Parfois c’est au forceps que tu vas la chercher, jusqu’au tréfonds de tes viscères, la motivation. Et toujours le canapé te fait de l’œil.
Parfois c’est au forceps que tu vas la chercher, jusqu’au tréfonds de tes viscères, la motivation. Et toujours le canapé te fait de l’œil.
Les grandes philosophies ne se résument pas. Certaines philosophies parviennent à tenir sur un PowerPoint en dix slides, mais les grandes débordent toujours, déroutent, détournent, elles glissent toujours, justement, d’une image à l’autre. Impossibles à chiffrer ou à situer, elles désespèrent les guides, les investisseurs et les points de pouvoir.
Les amateurs de bons crus le savent bien, il faut laisser le vin respirer en carafe avant de le boire. Je fais de même avec les grands poèmes, je laisse ouvert le livre un moment avant de boire, puis je lis à petites gorgées jusqu'à être doucement grisé.
« … La nuit tous les pas se mêlent
Ce qui nous mène est perdu… », Joë Bousquet
Vous allez trouver – et ce sera juste – que mon esprit est affecté d’une vilaine torsion et mon cœur d’une sécheresse désolante, mais voilà – c’est très net – chaque fois que je nous entends, d’une voix émue et hésitante, remercier parents, anges gardiens, sponsors, entraîneurs… la liste est longue… masseurs, cuisiniers, mémé Jeanne décédée, monsieur Lambert retraité et tous les autres sans qui notre victoire aurait été impossible, eh bien je nous entends surtout – ah ça, c’est vraiment très net – hurler notre mérite pour ce magnifique exploit dont la responsabilité nous revient pleinement.
Torsion spirituelle et sécheresse cordiale ; je vous avais prévenu.
Il y a les vivants, les morts et les poètes.
– C’est triste à voir, mais aucun doute, il se tasse et se courbe, regarde, il se ramollit depuis quelque temps.
– Mais de qui parles-tu ?
– De lui là, l’être humain. L’homme, la femme, les jeunes et les vieux. Il y a bien leurs petits qui courent encore et sautent dans tous les sens, mais pour les autres, c’est carrément une mutation morphologique, l’homo erectus a mis bas un homo sedens.
– C’est vrai qu’ils en passent du temps dans leur canapé.

■ **Contenu des données**:
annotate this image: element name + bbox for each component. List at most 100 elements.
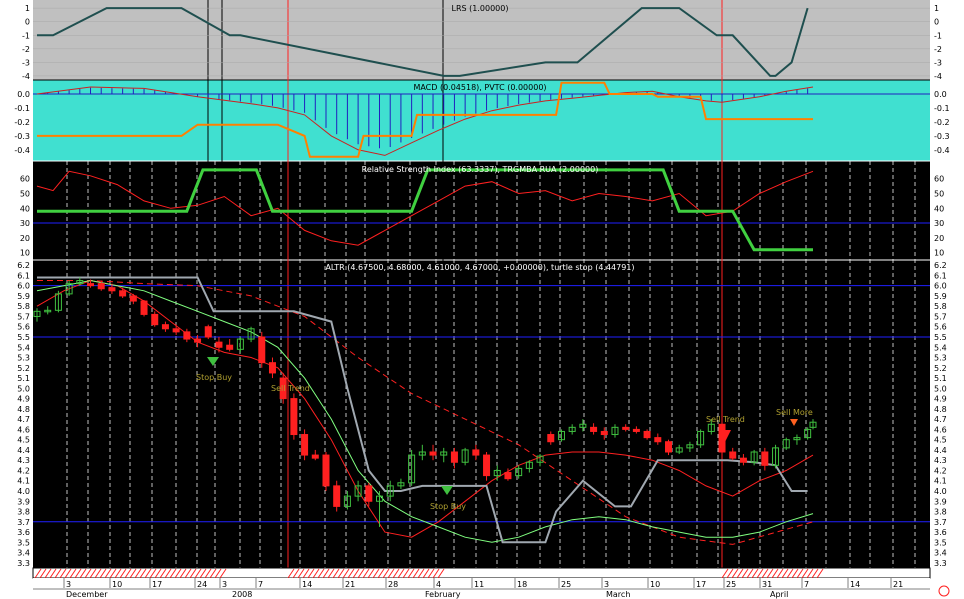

■ **Consignes à respecter**: Dans l'article, relevez tous ceux que l'on remercie d'une voix émue et hésitante, jusqu'à la mention « et tous les autres » exclue.

■ **Réponse complète**:
- parents
- anges gardiens
- sponsors
- entraîneurs
- masseurs
- cuisiniers
- mémé Jeanne décédée
- monsieur Lambert retraité